▸ **To do**: Return the data exactly, with all pictures removed.

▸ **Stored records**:
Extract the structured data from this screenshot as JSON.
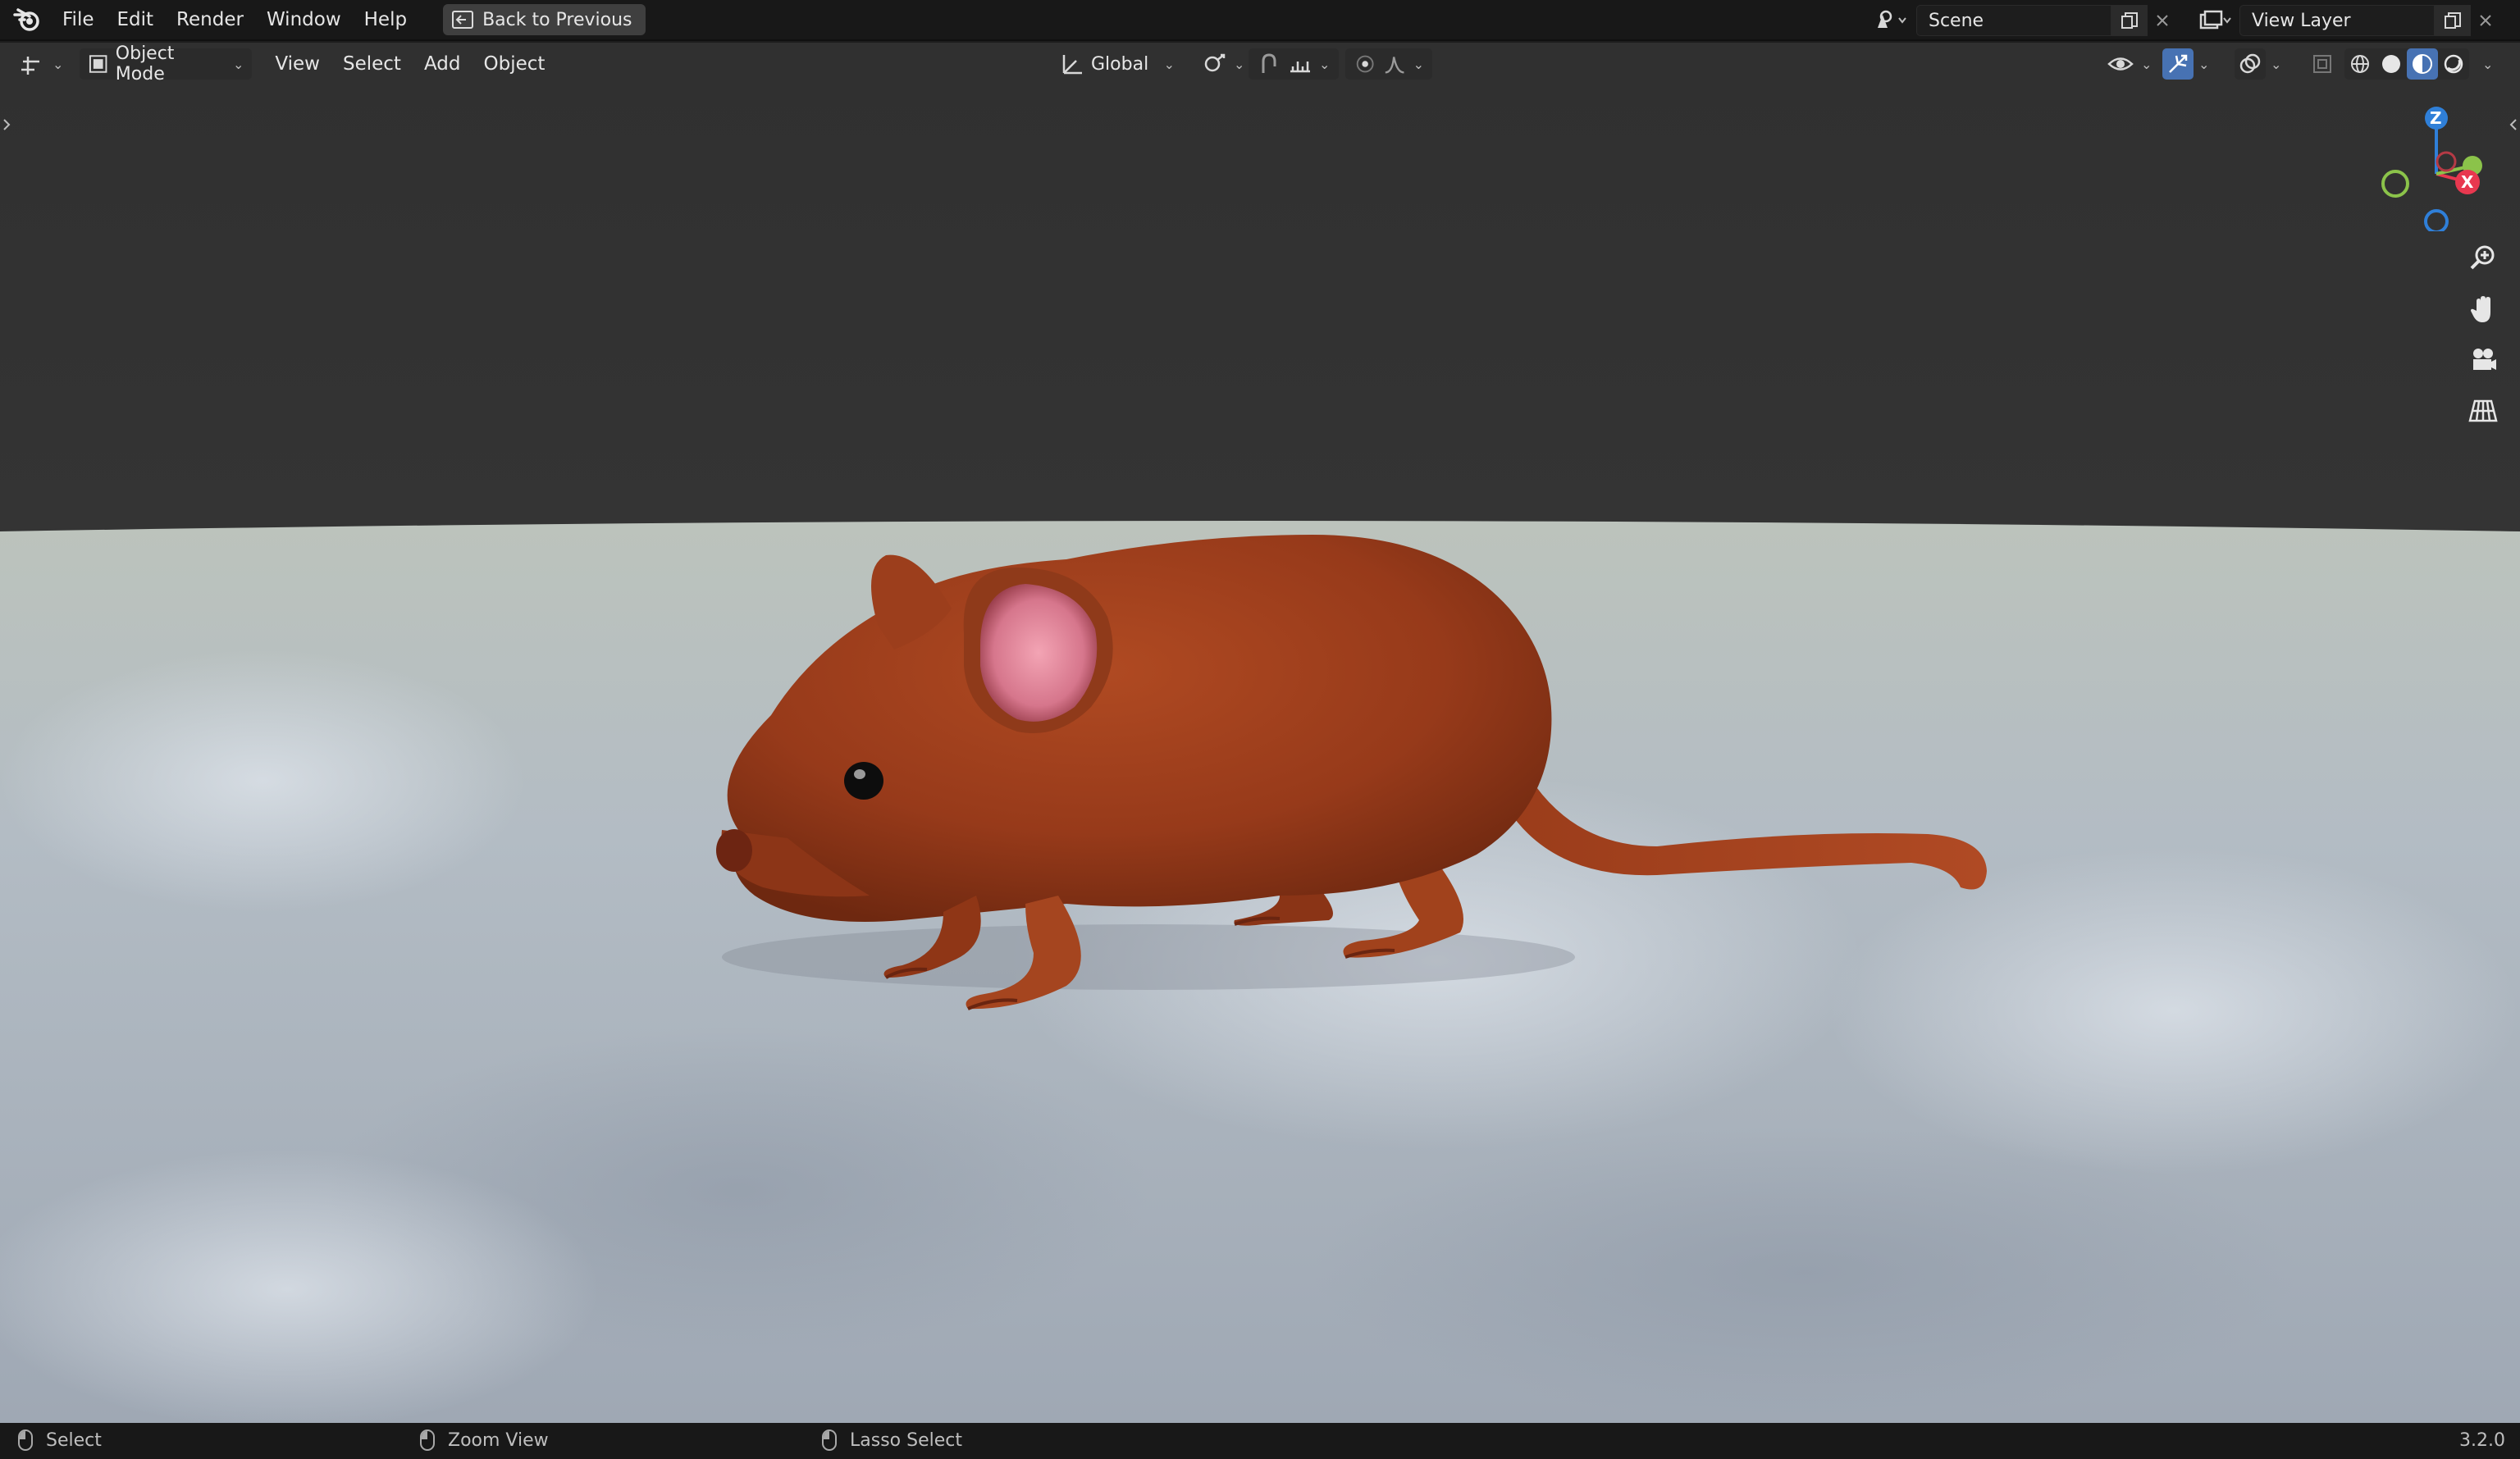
{
  "topbar": {
    "menus": [
      "File",
      "Edit",
      "Render",
      "Window",
      "Help"
    ],
    "back_button": "Back to Previous",
    "scene_name": "Scene",
    "view_layer_name": "View Layer"
  },
  "header": {
    "mode": "Object Mode",
    "menus": [
      "View",
      "Select",
      "Add",
      "Object"
    ],
    "transform_orientation": "Global"
  },
  "gizmo": {
    "axes": [
      "Z",
      "X"
    ]
  },
  "statusbar": {
    "left": "Select",
    "middle": "Zoom View",
    "right": "Lasso Select",
    "version": "3.2.0"
  },
  "colors": {
    "accent": "#4772b3",
    "x_axis": "#e8384f",
    "y_axis": "#8bc34a",
    "z_axis": "#2f7fd8",
    "mouse_fur": "#9c3f1d",
    "ear_inner": "#e07f95"
  },
  "icons": [
    "blender-logo-icon",
    "back-icon",
    "scene-icon",
    "copy-icon",
    "close-icon",
    "view-layer-icon",
    "editor-type-icon",
    "object-mode-icon",
    "orientation-icon",
    "pivot-icon",
    "snap-icon",
    "proportional-icon",
    "visibility-icon",
    "gizmo-icon",
    "overlay-icon",
    "xray-icon",
    "wireframe-shading-icon",
    "solid-shading-icon",
    "material-shading-icon",
    "rendered-shading-icon",
    "zoom-icon",
    "hand-icon",
    "camera-icon",
    "grid-icon",
    "mouse-icon"
  ]
}
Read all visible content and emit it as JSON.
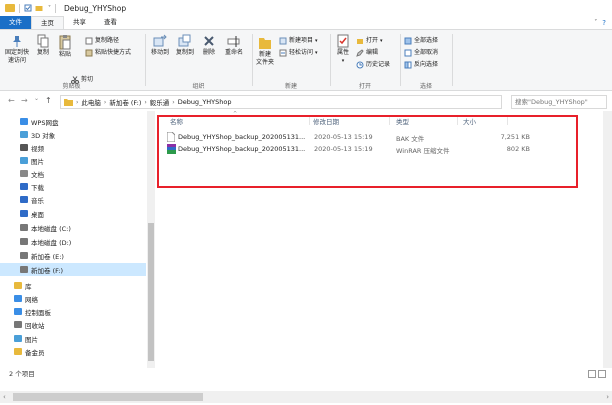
{
  "window": {
    "title": "Debug_YHYShop",
    "help_glyph": "?",
    "chevron_glyph": "˅"
  },
  "tabs": {
    "file": "文件",
    "home": "主页",
    "share": "共享",
    "view": "查看"
  },
  "ribbon": {
    "clipboard": {
      "label": "剪贴板",
      "pin": "固定到快速访问",
      "copy": "复制",
      "paste": "粘贴",
      "cut": "剪切",
      "copy_path": "复制路径",
      "paste_shortcut": "粘贴快捷方式"
    },
    "organize": {
      "label": "组织",
      "move_to": "移动到",
      "copy_to": "复制到",
      "delete": "删除",
      "rename": "重命名"
    },
    "new": {
      "label": "新建",
      "new_folder": "新建\n文件夹",
      "new_item": "新建项目",
      "easy_access": "轻松访问"
    },
    "open": {
      "label": "打开",
      "properties": "属性",
      "open": "打开",
      "edit": "编辑",
      "history": "历史记录"
    },
    "select": {
      "label": "选择",
      "select_all": "全部选择",
      "select_none": "全部取消",
      "invert": "反向选择"
    }
  },
  "address": {
    "back": "←",
    "forward": "→",
    "up_dropdown": "⌄",
    "up": "↑",
    "crumbs": [
      "此电脑",
      "新加卷 (F:)",
      "毅乐通",
      "Debug_YHYShop"
    ],
    "separator": "›",
    "search_placeholder": "搜索\"Debug_YHYShop\""
  },
  "navpane": {
    "items": [
      {
        "label": "WPS网盘",
        "icon": "cloud-icon"
      },
      {
        "label": "3D 对象",
        "icon": "cube-icon"
      },
      {
        "label": "视频",
        "icon": "video-icon"
      },
      {
        "label": "图片",
        "icon": "picture-icon"
      },
      {
        "label": "文档",
        "icon": "document-icon"
      },
      {
        "label": "下载",
        "icon": "download-icon"
      },
      {
        "label": "音乐",
        "icon": "music-icon"
      },
      {
        "label": "桌面",
        "icon": "desktop-icon"
      },
      {
        "label": "本地磁盘 (C:)",
        "icon": "drive-icon"
      },
      {
        "label": "本地磁盘 (D:)",
        "icon": "drive-icon"
      },
      {
        "label": "新加卷 (E:)",
        "icon": "drive-icon"
      },
      {
        "label": "新加卷 (F:)",
        "icon": "drive-icon",
        "selected": true
      },
      {
        "label": "库",
        "icon": "library-icon"
      },
      {
        "label": "网络",
        "icon": "network-icon"
      },
      {
        "label": "控制面板",
        "icon": "control-panel-icon"
      },
      {
        "label": "回收站",
        "icon": "recycle-bin-icon"
      },
      {
        "label": "图片",
        "icon": "picture-icon"
      },
      {
        "label": "备金员",
        "icon": "folder-icon"
      }
    ]
  },
  "columns": {
    "name": "名称",
    "date": "修改日期",
    "type": "类型",
    "size": "大小",
    "sort_glyph": "^"
  },
  "files": [
    {
      "name": "Debug_YHYShop_backup_202005131...",
      "date": "2020-05-13 15:19",
      "type": "BAK 文件",
      "size": "7,251 KB",
      "icon": "bak-file-icon"
    },
    {
      "name": "Debug_YHYShop_backup_202005131...",
      "date": "2020-05-13 15:19",
      "type": "WinRAR 压缩文件",
      "size": "802 KB",
      "icon": "winrar-icon"
    }
  ],
  "status": {
    "count": "2 个项目"
  },
  "scroll": {
    "left_arrow": "‹",
    "right_arrow": "›"
  },
  "colors": {
    "accent": "#1a6fc7",
    "highlight_box": "#e8202a",
    "selection": "#cce8ff"
  }
}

▸ **Response to the exercise**:
Extract the structured data from this screenshot as JSON.
{
  "topbar": {
    "menus": [
      "File",
      "Edit",
      "Render",
      "Window",
      "Help"
    ],
    "back_button": "Back to Previous",
    "scene_name": "Scene",
    "view_layer_name": "View Layer"
  },
  "header": {
    "mode": "Object Mode",
    "menus": [
      "View",
      "Select",
      "Add",
      "Object"
    ],
    "transform_orientation": "Global"
  },
  "gizmo": {
    "axes": [
      "Z",
      "X"
    ]
  },
  "statusbar": {
    "left": "Select",
    "middle": "Zoom View",
    "right": "Lasso Select",
    "version": "3.2.0"
  },
  "colors": {
    "accent": "#4772b3",
    "x_axis": "#e8384f",
    "y_axis": "#8bc34a",
    "z_axis": "#2f7fd8",
    "mouse_fur": "#9c3f1d",
    "ear_inner": "#e07f95"
  },
  "icons": [
    "blender-logo-icon",
    "back-icon",
    "scene-icon",
    "copy-icon",
    "close-icon",
    "view-layer-icon",
    "editor-type-icon",
    "object-mode-icon",
    "orientation-icon",
    "pivot-icon",
    "snap-icon",
    "proportional-icon",
    "visibility-icon",
    "gizmo-icon",
    "overlay-icon",
    "xray-icon",
    "wireframe-shading-icon",
    "solid-shading-icon",
    "material-shading-icon",
    "rendered-shading-icon",
    "zoom-icon",
    "hand-icon",
    "camera-icon",
    "grid-icon",
    "mouse-icon"
  ]
}
Read all visible content and emit it as JSON.
{
  "window": {
    "title": "Debug_YHYShop",
    "help_glyph": "?",
    "chevron_glyph": "˅"
  },
  "tabs": {
    "file": "文件",
    "home": "主页",
    "share": "共享",
    "view": "查看"
  },
  "ribbon": {
    "clipboard": {
      "label": "剪贴板",
      "pin": "固定到快速访问",
      "copy": "复制",
      "paste": "粘贴",
      "cut": "剪切",
      "copy_path": "复制路径",
      "paste_shortcut": "粘贴快捷方式"
    },
    "organize": {
      "label": "组织",
      "move_to": "移动到",
      "copy_to": "复制到",
      "delete": "删除",
      "rename": "重命名"
    },
    "new": {
      "label": "新建",
      "new_folder": "新建\n文件夹",
      "new_item": "新建项目",
      "easy_access": "轻松访问"
    },
    "open": {
      "label": "打开",
      "properties": "属性",
      "open": "打开",
      "edit": "编辑",
      "history": "历史记录"
    },
    "select": {
      "label": "选择",
      "select_all": "全部选择",
      "select_none": "全部取消",
      "invert": "反向选择"
    }
  },
  "address": {
    "back": "←",
    "forward": "→",
    "up_dropdown": "⌄",
    "up": "↑",
    "crumbs": [
      "此电脑",
      "新加卷 (F:)",
      "毅乐通",
      "Debug_YHYShop"
    ],
    "separator": "›",
    "search_placeholder": "搜索\"Debug_YHYShop\""
  },
  "navpane": {
    "items": [
      {
        "label": "WPS网盘",
        "icon": "cloud-icon"
      },
      {
        "label": "3D 对象",
        "icon": "cube-icon"
      },
      {
        "label": "视频",
        "icon": "video-icon"
      },
      {
        "label": "图片",
        "icon": "picture-icon"
      },
      {
        "label": "文档",
        "icon": "document-icon"
      },
      {
        "label": "下载",
        "icon": "download-icon"
      },
      {
        "label": "音乐",
        "icon": "music-icon"
      },
      {
        "label": "桌面",
        "icon": "desktop-icon"
      },
      {
        "label": "本地磁盘 (C:)",
        "icon": "drive-icon"
      },
      {
        "label": "本地磁盘 (D:)",
        "icon": "drive-icon"
      },
      {
        "label": "新加卷 (E:)",
        "icon": "drive-icon"
      },
      {
        "label": "新加卷 (F:)",
        "icon": "drive-icon",
        "selected": true
      },
      {
        "label": "库",
        "icon": "library-icon"
      },
      {
        "label": "网络",
        "icon": "network-icon"
      },
      {
        "label": "控制面板",
        "icon": "control-panel-icon"
      },
      {
        "label": "回收站",
        "icon": "recycle-bin-icon"
      },
      {
        "label": "图片",
        "icon": "picture-icon"
      },
      {
        "label": "备金员",
        "icon": "folder-icon"
      }
    ]
  },
  "columns": {
    "name": "名称",
    "date": "修改日期",
    "type": "类型",
    "size": "大小",
    "sort_glyph": "^"
  },
  "files": [
    {
      "name": "Debug_YHYShop_backup_202005131...",
      "date": "2020-05-13 15:19",
      "type": "BAK 文件",
      "size": "7,251 KB",
      "icon": "bak-file-icon"
    },
    {
      "name": "Debug_YHYShop_backup_202005131...",
      "date": "2020-05-13 15:19",
      "type": "WinRAR 压缩文件",
      "size": "802 KB",
      "icon": "winrar-icon"
    }
  ],
  "status": {
    "count": "2 个项目"
  },
  "scroll": {
    "left_arrow": "‹",
    "right_arrow": "›"
  },
  "colors": {
    "accent": "#1a6fc7",
    "highlight_box": "#e8202a",
    "selection": "#cce8ff"
  }
}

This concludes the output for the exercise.